◆ **WRITTEN TASK**: Find the word "характеристику" in the material below and gather every line that contains it.

Data excerpts

####################

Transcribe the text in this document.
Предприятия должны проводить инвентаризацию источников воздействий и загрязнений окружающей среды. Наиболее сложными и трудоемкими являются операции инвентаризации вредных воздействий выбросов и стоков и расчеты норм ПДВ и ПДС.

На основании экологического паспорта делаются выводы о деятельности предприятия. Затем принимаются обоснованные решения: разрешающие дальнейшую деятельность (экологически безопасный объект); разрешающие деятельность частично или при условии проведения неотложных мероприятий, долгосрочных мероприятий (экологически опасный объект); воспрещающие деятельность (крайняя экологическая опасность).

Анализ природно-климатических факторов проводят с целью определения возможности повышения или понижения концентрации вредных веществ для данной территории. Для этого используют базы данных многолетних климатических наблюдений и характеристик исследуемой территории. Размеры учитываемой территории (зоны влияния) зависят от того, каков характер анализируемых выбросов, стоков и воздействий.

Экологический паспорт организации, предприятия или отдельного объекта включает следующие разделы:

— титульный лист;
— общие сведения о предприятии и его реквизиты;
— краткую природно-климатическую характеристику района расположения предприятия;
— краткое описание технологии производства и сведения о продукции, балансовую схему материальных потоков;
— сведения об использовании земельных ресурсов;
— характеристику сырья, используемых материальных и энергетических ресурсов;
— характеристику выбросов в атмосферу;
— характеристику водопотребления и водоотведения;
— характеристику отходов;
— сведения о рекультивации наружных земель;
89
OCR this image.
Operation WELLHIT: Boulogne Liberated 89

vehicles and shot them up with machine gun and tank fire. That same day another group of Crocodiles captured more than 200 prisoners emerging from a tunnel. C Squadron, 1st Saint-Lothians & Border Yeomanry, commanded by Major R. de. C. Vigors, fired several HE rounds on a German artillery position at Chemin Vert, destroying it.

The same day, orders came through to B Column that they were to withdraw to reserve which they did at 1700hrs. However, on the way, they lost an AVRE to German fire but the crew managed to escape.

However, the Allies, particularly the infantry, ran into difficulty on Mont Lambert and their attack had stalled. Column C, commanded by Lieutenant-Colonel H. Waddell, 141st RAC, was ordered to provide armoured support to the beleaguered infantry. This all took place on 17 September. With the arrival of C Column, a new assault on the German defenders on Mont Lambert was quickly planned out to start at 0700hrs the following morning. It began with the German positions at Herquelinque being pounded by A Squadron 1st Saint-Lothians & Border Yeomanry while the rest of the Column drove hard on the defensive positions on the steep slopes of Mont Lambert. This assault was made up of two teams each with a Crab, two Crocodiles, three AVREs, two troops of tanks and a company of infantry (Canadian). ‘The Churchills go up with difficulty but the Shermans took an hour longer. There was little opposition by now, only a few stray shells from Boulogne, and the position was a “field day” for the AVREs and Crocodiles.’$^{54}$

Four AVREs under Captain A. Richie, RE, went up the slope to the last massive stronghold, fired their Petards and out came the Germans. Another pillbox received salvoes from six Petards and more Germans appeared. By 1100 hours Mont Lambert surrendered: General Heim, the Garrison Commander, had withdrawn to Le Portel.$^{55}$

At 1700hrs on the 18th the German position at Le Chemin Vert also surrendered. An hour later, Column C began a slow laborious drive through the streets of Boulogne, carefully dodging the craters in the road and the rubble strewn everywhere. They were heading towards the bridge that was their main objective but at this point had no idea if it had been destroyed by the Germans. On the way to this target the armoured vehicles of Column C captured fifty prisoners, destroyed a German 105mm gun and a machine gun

####################

◆ **RESULT BELOW**:
— краткую природно-климатическую характеристику района расположения предприятия;
— характеристику сырья, используемых материальных и энергетических ресурсов;
— характеристику выбросов в атмосферу;
— характеристику водопотребления и водоотведения;
— характеристику отходов;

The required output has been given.